# [What the exercise asks]
Go through the listing below and gather every line with the word "filled".

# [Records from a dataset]
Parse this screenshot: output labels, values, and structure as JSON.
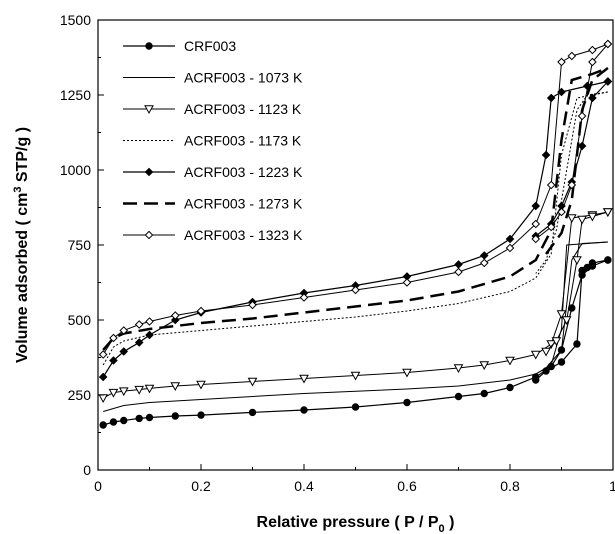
{
  "chart_data": {
    "type": "line",
    "xlabel": {
      "main": "Relative pressure ( P / P",
      "sub": "0",
      "tail": " )"
    },
    "ylabel": {
      "main": "Volume adsorbed ( cm",
      "sup": "3",
      "tail": " STP/g )"
    },
    "xlim": [
      0,
      1
    ],
    "ylim": [
      0,
      1500
    ],
    "x_ticks": [
      0,
      0.2,
      0.4,
      0.6,
      0.8,
      1
    ],
    "x_tick_labels": [
      "0",
      "0.2",
      "0.4",
      "0.6",
      "0.8",
      "1"
    ],
    "y_ticks": [
      0,
      250,
      500,
      750,
      1000,
      1250,
      1500
    ],
    "y_tick_labels": [
      "0",
      "250",
      "500",
      "750",
      "1000",
      "1250",
      "1500"
    ],
    "grid": false,
    "legend_position": "top-left",
    "series": [
      {
        "name": "CRF003",
        "marker": "filled-circle",
        "dash": "solid",
        "stroke_width": 1.2,
        "adsorption": [
          [
            0.01,
            150
          ],
          [
            0.03,
            160
          ],
          [
            0.05,
            165
          ],
          [
            0.08,
            172
          ],
          [
            0.1,
            175
          ],
          [
            0.15,
            180
          ],
          [
            0.2,
            183
          ],
          [
            0.3,
            192
          ],
          [
            0.4,
            200
          ],
          [
            0.5,
            210
          ],
          [
            0.6,
            225
          ],
          [
            0.7,
            245
          ],
          [
            0.75,
            255
          ],
          [
            0.8,
            275
          ],
          [
            0.85,
            310
          ],
          [
            0.88,
            345
          ],
          [
            0.9,
            400
          ],
          [
            0.92,
            540
          ],
          [
            0.94,
            650
          ],
          [
            0.96,
            680
          ],
          [
            0.99,
            700
          ]
        ],
        "desorption": [
          [
            0.99,
            700
          ],
          [
            0.96,
            690
          ],
          [
            0.95,
            675
          ],
          [
            0.94,
            665
          ],
          [
            0.93,
            420
          ],
          [
            0.9,
            360
          ],
          [
            0.87,
            330
          ],
          [
            0.85,
            300
          ]
        ]
      },
      {
        "name": "ACRF003 - 1073 K",
        "marker": "none",
        "dash": "solid",
        "stroke_width": 1,
        "adsorption": [
          [
            0.01,
            195
          ],
          [
            0.05,
            215
          ],
          [
            0.1,
            225
          ],
          [
            0.2,
            235
          ],
          [
            0.4,
            255
          ],
          [
            0.6,
            270
          ],
          [
            0.7,
            280
          ],
          [
            0.8,
            300
          ],
          [
            0.85,
            320
          ],
          [
            0.88,
            350
          ],
          [
            0.9,
            470
          ],
          [
            0.91,
            750
          ],
          [
            0.99,
            760
          ]
        ],
        "desorption": [
          [
            0.99,
            760
          ],
          [
            0.94,
            755
          ],
          [
            0.92,
            700
          ],
          [
            0.9,
            400
          ],
          [
            0.87,
            340
          ],
          [
            0.85,
            320
          ]
        ]
      },
      {
        "name": "ACRF003 - 1123 K",
        "marker": "open-triangle-down",
        "dash": "solid",
        "stroke_width": 1,
        "adsorption": [
          [
            0.01,
            240
          ],
          [
            0.03,
            258
          ],
          [
            0.05,
            263
          ],
          [
            0.08,
            268
          ],
          [
            0.1,
            272
          ],
          [
            0.15,
            280
          ],
          [
            0.2,
            285
          ],
          [
            0.3,
            295
          ],
          [
            0.4,
            305
          ],
          [
            0.5,
            315
          ],
          [
            0.6,
            325
          ],
          [
            0.7,
            340
          ],
          [
            0.75,
            350
          ],
          [
            0.8,
            365
          ],
          [
            0.85,
            385
          ],
          [
            0.88,
            420
          ],
          [
            0.9,
            520
          ],
          [
            0.92,
            840
          ],
          [
            0.96,
            850
          ],
          [
            0.99,
            860
          ]
        ],
        "desorption": [
          [
            0.99,
            860
          ],
          [
            0.96,
            845
          ],
          [
            0.94,
            835
          ],
          [
            0.93,
            700
          ],
          [
            0.91,
            500
          ],
          [
            0.89,
            430
          ],
          [
            0.87,
            395
          ]
        ]
      },
      {
        "name": "ACRF003 - 1173 K",
        "marker": "none",
        "dash": "dotted",
        "stroke_width": 1,
        "adsorption": [
          [
            0.01,
            350
          ],
          [
            0.03,
            410
          ],
          [
            0.05,
            430
          ],
          [
            0.1,
            450
          ],
          [
            0.2,
            465
          ],
          [
            0.3,
            480
          ],
          [
            0.4,
            495
          ],
          [
            0.5,
            510
          ],
          [
            0.6,
            530
          ],
          [
            0.7,
            555
          ],
          [
            0.8,
            595
          ],
          [
            0.85,
            640
          ],
          [
            0.88,
            720
          ],
          [
            0.9,
            1050
          ],
          [
            0.93,
            1240
          ],
          [
            0.99,
            1260
          ]
        ],
        "desorption": [
          [
            0.99,
            1260
          ],
          [
            0.95,
            1250
          ],
          [
            0.93,
            1200
          ],
          [
            0.91,
            1000
          ],
          [
            0.89,
            800
          ],
          [
            0.87,
            700
          ],
          [
            0.85,
            655
          ]
        ]
      },
      {
        "name": "ACRF003 - 1223 K",
        "marker": "filled-diamond",
        "dash": "solid",
        "stroke_width": 1.2,
        "adsorption": [
          [
            0.01,
            310
          ],
          [
            0.03,
            365
          ],
          [
            0.05,
            395
          ],
          [
            0.08,
            425
          ],
          [
            0.1,
            450
          ],
          [
            0.15,
            500
          ],
          [
            0.2,
            525
          ],
          [
            0.3,
            560
          ],
          [
            0.4,
            590
          ],
          [
            0.5,
            615
          ],
          [
            0.6,
            645
          ],
          [
            0.7,
            685
          ],
          [
            0.75,
            715
          ],
          [
            0.8,
            770
          ],
          [
            0.85,
            880
          ],
          [
            0.87,
            1050
          ],
          [
            0.88,
            1240
          ],
          [
            0.9,
            1260
          ],
          [
            0.95,
            1280
          ],
          [
            0.99,
            1295
          ]
        ],
        "desorption": [
          [
            0.99,
            1295
          ],
          [
            0.96,
            1240
          ],
          [
            0.94,
            1080
          ],
          [
            0.92,
            960
          ],
          [
            0.9,
            880
          ],
          [
            0.88,
            820
          ],
          [
            0.85,
            780
          ]
        ]
      },
      {
        "name": "ACRF003 - 1273 K",
        "marker": "none",
        "dash": "long-dash",
        "stroke_width": 2.5,
        "adsorption": [
          [
            0.01,
            400
          ],
          [
            0.03,
            440
          ],
          [
            0.05,
            455
          ],
          [
            0.1,
            470
          ],
          [
            0.2,
            490
          ],
          [
            0.3,
            505
          ],
          [
            0.4,
            525
          ],
          [
            0.5,
            545
          ],
          [
            0.6,
            565
          ],
          [
            0.7,
            595
          ],
          [
            0.8,
            645
          ],
          [
            0.85,
            700
          ],
          [
            0.88,
            800
          ],
          [
            0.9,
            1100
          ],
          [
            0.92,
            1300
          ],
          [
            0.96,
            1320
          ],
          [
            0.99,
            1340
          ]
        ],
        "desorption": [
          [
            0.99,
            1340
          ],
          [
            0.96,
            1300
          ],
          [
            0.94,
            1200
          ],
          [
            0.92,
            900
          ],
          [
            0.9,
            790
          ],
          [
            0.87,
            720
          ]
        ]
      },
      {
        "name": "ACRF003 - 1323 K",
        "marker": "open-diamond",
        "dash": "solid",
        "stroke_width": 1,
        "adsorption": [
          [
            0.01,
            385
          ],
          [
            0.03,
            440
          ],
          [
            0.05,
            465
          ],
          [
            0.08,
            485
          ],
          [
            0.1,
            495
          ],
          [
            0.15,
            515
          ],
          [
            0.2,
            530
          ],
          [
            0.3,
            550
          ],
          [
            0.4,
            575
          ],
          [
            0.5,
            600
          ],
          [
            0.6,
            625
          ],
          [
            0.7,
            660
          ],
          [
            0.75,
            690
          ],
          [
            0.8,
            740
          ],
          [
            0.85,
            820
          ],
          [
            0.88,
            950
          ],
          [
            0.9,
            1360
          ],
          [
            0.92,
            1380
          ],
          [
            0.96,
            1400
          ],
          [
            0.99,
            1420
          ]
        ],
        "desorption": [
          [
            0.99,
            1420
          ],
          [
            0.96,
            1360
          ],
          [
            0.94,
            1180
          ],
          [
            0.92,
            950
          ],
          [
            0.9,
            860
          ],
          [
            0.88,
            810
          ],
          [
            0.85,
            770
          ]
        ]
      }
    ]
  }
}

# [Task solution]
        "marker": "filled-circle",
        "marker": "filled-diamond",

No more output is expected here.